*Task goal*. Make an exact copy of the lines below.

(Dataset records)
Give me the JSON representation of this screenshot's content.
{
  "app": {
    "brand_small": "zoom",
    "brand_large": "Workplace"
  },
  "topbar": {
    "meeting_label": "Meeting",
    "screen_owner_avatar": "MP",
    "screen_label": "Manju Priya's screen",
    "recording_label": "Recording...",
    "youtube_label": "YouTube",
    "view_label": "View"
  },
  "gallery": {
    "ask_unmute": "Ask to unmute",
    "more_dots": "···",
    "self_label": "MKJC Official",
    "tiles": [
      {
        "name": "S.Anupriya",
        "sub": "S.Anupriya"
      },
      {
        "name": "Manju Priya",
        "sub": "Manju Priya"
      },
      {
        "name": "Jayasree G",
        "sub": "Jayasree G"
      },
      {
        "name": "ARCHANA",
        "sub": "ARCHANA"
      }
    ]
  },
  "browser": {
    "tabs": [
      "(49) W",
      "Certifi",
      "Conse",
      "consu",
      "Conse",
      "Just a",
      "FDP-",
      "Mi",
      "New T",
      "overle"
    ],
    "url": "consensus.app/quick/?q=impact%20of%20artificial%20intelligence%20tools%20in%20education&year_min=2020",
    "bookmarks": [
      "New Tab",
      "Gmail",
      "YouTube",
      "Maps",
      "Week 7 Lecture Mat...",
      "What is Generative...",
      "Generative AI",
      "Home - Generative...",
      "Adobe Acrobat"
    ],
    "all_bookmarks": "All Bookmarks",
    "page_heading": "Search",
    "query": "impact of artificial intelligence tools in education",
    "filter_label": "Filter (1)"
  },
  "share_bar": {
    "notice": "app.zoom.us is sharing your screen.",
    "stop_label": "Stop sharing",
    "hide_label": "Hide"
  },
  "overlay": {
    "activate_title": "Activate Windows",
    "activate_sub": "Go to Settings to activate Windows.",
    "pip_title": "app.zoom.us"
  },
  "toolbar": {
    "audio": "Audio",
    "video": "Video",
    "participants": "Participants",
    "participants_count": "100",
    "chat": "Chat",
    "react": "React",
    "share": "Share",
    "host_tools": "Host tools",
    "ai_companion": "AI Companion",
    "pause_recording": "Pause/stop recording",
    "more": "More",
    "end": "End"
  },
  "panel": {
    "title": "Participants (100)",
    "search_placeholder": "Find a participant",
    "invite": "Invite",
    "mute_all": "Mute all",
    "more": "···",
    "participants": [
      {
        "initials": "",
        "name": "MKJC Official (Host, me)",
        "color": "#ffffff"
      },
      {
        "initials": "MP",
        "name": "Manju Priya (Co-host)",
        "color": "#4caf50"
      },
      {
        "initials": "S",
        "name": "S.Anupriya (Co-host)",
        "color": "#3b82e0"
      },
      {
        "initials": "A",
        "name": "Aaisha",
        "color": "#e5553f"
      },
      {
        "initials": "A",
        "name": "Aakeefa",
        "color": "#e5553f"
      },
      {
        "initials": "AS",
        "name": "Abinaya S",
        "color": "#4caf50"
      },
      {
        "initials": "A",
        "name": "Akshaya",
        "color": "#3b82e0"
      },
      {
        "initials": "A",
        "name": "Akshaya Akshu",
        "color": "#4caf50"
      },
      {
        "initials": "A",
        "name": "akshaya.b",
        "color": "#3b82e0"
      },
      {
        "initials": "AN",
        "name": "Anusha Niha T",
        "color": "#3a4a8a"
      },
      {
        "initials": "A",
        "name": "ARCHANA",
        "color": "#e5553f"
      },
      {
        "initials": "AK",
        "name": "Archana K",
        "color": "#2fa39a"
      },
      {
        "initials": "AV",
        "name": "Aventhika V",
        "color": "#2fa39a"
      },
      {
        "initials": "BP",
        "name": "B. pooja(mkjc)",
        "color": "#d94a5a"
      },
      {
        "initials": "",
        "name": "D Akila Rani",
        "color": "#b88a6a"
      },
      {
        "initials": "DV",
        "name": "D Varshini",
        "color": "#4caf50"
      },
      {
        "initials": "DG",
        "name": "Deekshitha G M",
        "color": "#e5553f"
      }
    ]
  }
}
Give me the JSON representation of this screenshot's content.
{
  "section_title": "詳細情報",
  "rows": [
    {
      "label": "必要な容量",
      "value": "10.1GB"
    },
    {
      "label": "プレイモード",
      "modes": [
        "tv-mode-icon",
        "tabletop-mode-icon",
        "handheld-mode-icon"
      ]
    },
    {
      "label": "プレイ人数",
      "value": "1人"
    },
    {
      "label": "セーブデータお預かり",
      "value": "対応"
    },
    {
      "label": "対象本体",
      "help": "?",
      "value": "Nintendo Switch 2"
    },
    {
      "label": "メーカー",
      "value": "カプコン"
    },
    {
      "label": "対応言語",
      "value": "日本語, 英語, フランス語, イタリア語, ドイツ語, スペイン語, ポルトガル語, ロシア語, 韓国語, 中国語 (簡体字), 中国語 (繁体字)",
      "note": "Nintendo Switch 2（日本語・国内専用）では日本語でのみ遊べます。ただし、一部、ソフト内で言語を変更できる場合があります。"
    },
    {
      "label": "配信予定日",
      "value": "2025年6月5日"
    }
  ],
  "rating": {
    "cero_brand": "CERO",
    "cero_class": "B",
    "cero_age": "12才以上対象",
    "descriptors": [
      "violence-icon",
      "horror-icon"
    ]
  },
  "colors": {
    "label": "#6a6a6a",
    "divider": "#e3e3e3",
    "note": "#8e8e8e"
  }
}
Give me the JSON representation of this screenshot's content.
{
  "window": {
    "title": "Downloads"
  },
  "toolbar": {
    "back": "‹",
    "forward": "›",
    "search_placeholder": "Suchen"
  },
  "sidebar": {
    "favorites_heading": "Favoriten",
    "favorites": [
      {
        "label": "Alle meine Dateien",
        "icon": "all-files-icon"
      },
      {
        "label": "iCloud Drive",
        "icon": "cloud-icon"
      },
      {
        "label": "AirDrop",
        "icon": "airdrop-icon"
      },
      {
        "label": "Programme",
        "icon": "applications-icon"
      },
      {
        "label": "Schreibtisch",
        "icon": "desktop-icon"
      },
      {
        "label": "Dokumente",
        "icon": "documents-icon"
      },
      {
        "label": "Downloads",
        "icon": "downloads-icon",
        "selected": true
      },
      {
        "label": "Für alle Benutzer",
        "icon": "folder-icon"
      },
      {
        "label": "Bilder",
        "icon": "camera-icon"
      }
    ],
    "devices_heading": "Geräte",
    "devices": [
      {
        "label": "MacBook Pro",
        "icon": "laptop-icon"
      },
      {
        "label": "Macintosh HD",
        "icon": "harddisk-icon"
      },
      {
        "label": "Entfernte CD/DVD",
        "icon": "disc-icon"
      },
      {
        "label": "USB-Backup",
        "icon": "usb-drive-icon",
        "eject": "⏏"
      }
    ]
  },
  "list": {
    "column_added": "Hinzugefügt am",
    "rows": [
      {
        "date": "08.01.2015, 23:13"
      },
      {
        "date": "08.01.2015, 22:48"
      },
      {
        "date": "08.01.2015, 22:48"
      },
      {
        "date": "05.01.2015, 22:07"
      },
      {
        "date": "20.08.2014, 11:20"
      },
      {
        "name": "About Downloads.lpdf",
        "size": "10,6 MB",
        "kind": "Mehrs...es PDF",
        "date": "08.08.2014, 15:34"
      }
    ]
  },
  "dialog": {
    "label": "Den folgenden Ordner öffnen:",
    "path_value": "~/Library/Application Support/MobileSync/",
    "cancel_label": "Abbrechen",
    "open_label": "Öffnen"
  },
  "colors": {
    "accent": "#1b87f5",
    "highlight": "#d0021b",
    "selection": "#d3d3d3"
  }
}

*Output of the task*.
Give me the JSON representation of this screenshot's content.
{
  "app": {
    "brand_small": "zoom",
    "brand_large": "Workplace"
  },
  "topbar": {
    "meeting_label": "Meeting",
    "screen_owner_avatar": "MP",
    "screen_label": "Manju Priya's screen",
    "recording_label": "Recording...",
    "youtube_label": "YouTube",
    "view_label": "View"
  },
  "gallery": {
    "ask_unmute": "Ask to unmute",
    "more_dots": "···",
    "self_label": "MKJC Official",
    "tiles": [
      {
        "name": "S.Anupriya",
        "sub": "S.Anupriya"
      },
      {
        "name": "Manju Priya",
        "sub": "Manju Priya"
      },
      {
        "name": "Jayasree G",
        "sub": "Jayasree G"
      },
      {
        "name": "ARCHANA",
        "sub": "ARCHANA"
      }
    ]
  },
  "browser": {
    "tabs": [
      "(49) W",
      "Certifi",
      "Conse",
      "consu",
      "Conse",
      "Just a",
      "FDP-",
      "Mi",
      "New T",
      "overle"
    ],
    "url": "consensus.app/quick/?q=impact%20of%20artificial%20intelligence%20tools%20in%20education&year_min=2020",
    "bookmarks": [
      "New Tab",
      "Gmail",
      "YouTube",
      "Maps",
      "Week 7 Lecture Mat...",
      "What is Generative...",
      "Generative AI",
      "Home - Generative...",
      "Adobe Acrobat"
    ],
    "all_bookmarks": "All Bookmarks",
    "page_heading": "Search",
    "query": "impact of artificial intelligence tools in education",
    "filter_label": "Filter (1)"
  },
  "share_bar": {
    "notice": "app.zoom.us is sharing your screen.",
    "stop_label": "Stop sharing",
    "hide_label": "Hide"
  },
  "overlay": {
    "activate_title": "Activate Windows",
    "activate_sub": "Go to Settings to activate Windows.",
    "pip_title": "app.zoom.us"
  },
  "toolbar": {
    "audio": "Audio",
    "video": "Video",
    "participants": "Participants",
    "participants_count": "100",
    "chat": "Chat",
    "react": "React",
    "share": "Share",
    "host_tools": "Host tools",
    "ai_companion": "AI Companion",
    "pause_recording": "Pause/stop recording",
    "more": "More",
    "end": "End"
  },
  "panel": {
    "title": "Participants (100)",
    "search_placeholder": "Find a participant",
    "invite": "Invite",
    "mute_all": "Mute all",
    "more": "···",
    "participants": [
      {
        "initials": "",
        "name": "MKJC Official (Host, me)",
        "color": "#ffffff"
      },
      {
        "initials": "MP",
        "name": "Manju Priya (Co-host)",
        "color": "#4caf50"
      },
      {
        "initials": "S",
        "name": "S.Anupriya (Co-host)",
        "color": "#3b82e0"
      },
      {
        "initials": "A",
        "name": "Aaisha",
        "color": "#e5553f"
      },
      {
        "initials": "A",
        "name": "Aakeefa",
        "color": "#e5553f"
      },
      {
        "initials": "AS",
        "name": "Abinaya S",
        "color": "#4caf50"
      },
      {
        "initials": "A",
        "name": "Akshaya",
        "color": "#3b82e0"
      },
      {
        "initials": "A",
        "name": "Akshaya Akshu",
        "color": "#4caf50"
      },
      {
        "initials": "A",
        "name": "akshaya.b",
        "color": "#3b82e0"
      },
      {
        "initials": "AN",
        "name": "Anusha Niha T",
        "color": "#3a4a8a"
      },
      {
        "initials": "A",
        "name": "ARCHANA",
        "color": "#e5553f"
      },
      {
        "initials": "AK",
        "name": "Archana K",
        "color": "#2fa39a"
      },
      {
        "initials": "AV",
        "name": "Aventhika V",
        "color": "#2fa39a"
      },
      {
        "initials": "BP",
        "name": "B. pooja(mkjc)",
        "color": "#d94a5a"
      },
      {
        "initials": "",
        "name": "D Akila Rani",
        "color": "#b88a6a"
      },
      {
        "initials": "DV",
        "name": "D Varshini",
        "color": "#4caf50"
      },
      {
        "initials": "DG",
        "name": "Deekshitha G M",
        "color": "#e5553f"
      }
    ]
  }
}
Give me the JSON representation of this screenshot's content.
{
  "section_title": "詳細情報",
  "rows": [
    {
      "label": "必要な容量",
      "value": "10.1GB"
    },
    {
      "label": "プレイモード",
      "modes": [
        "tv-mode-icon",
        "tabletop-mode-icon",
        "handheld-mode-icon"
      ]
    },
    {
      "label": "プレイ人数",
      "value": "1人"
    },
    {
      "label": "セーブデータお預かり",
      "value": "対応"
    },
    {
      "label": "対象本体",
      "help": "?",
      "value": "Nintendo Switch 2"
    },
    {
      "label": "メーカー",
      "value": "カプコン"
    },
    {
      "label": "対応言語",
      "value": "日本語, 英語, フランス語, イタリア語, ドイツ語, スペイン語, ポルトガル語, ロシア語, 韓国語, 中国語 (簡体字), 中国語 (繁体字)",
      "note": "Nintendo Switch 2（日本語・国内専用）では日本語でのみ遊べます。ただし、一部、ソフト内で言語を変更できる場合があります。"
    },
    {
      "label": "配信予定日",
      "value": "2025年6月5日"
    }
  ],
  "rating": {
    "cero_brand": "CERO",
    "cero_class": "B",
    "cero_age": "12才以上対象",
    "descriptors": [
      "violence-icon",
      "horror-icon"
    ]
  },
  "colors": {
    "label": "#6a6a6a",
    "divider": "#e3e3e3",
    "note": "#8e8e8e"
  }
}
Give me the JSON representation of this screenshot's content.
{
  "window": {
    "title": "Downloads"
  },
  "toolbar": {
    "back": "‹",
    "forward": "›",
    "search_placeholder": "Suchen"
  },
  "sidebar": {
    "favorites_heading": "Favoriten",
    "favorites": [
      {
        "label": "Alle meine Dateien",
        "icon": "all-files-icon"
      },
      {
        "label": "iCloud Drive",
        "icon": "cloud-icon"
      },
      {
        "label": "AirDrop",
        "icon": "airdrop-icon"
      },
      {
        "label": "Programme",
        "icon": "applications-icon"
      },
      {
        "label": "Schreibtisch",
        "icon": "desktop-icon"
      },
      {
        "label": "Dokumente",
        "icon": "documents-icon"
      },
      {
        "label": "Downloads",
        "icon": "downloads-icon",
        "selected": true
      },
      {
        "label": "Für alle Benutzer",
        "icon": "folder-icon"
      },
      {
        "label": "Bilder",
        "icon": "camera-icon"
      }
    ],
    "devices_heading": "Geräte",
    "devices": [
      {
        "label": "MacBook Pro",
        "icon": "laptop-icon"
      },
      {
        "label": "Macintosh HD",
        "icon": "harddisk-icon"
      },
      {
        "label": "Entfernte CD/DVD",
        "icon": "disc-icon"
      },
      {
        "label": "USB-Backup",
        "icon": "usb-drive-icon",
        "eject": "⏏"
      }
    ]
  },
  "list": {
    "column_added": "Hinzugefügt am",
    "rows": [
      {
        "date": "08.01.2015, 23:13"
      },
      {
        "date": "08.01.2015, 22:48"
      },
      {
        "date": "08.01.2015, 22:48"
      },
      {
        "date": "05.01.2015, 22:07"
      },
      {
        "date": "20.08.2014, 11:20"
      },
      {
        "name": "About Downloads.lpdf",
        "size": "10,6 MB",
        "kind": "Mehrs...es PDF",
        "date": "08.08.2014, 15:34"
      }
    ]
  },
  "dialog": {
    "label": "Den folgenden Ordner öffnen:",
    "path_value": "~/Library/Application Support/MobileSync/",
    "cancel_label": "Abbrechen",
    "open_label": "Öffnen"
  },
  "colors": {
    "accent": "#1b87f5",
    "highlight": "#d0021b",
    "selection": "#d3d3d3"
  }
}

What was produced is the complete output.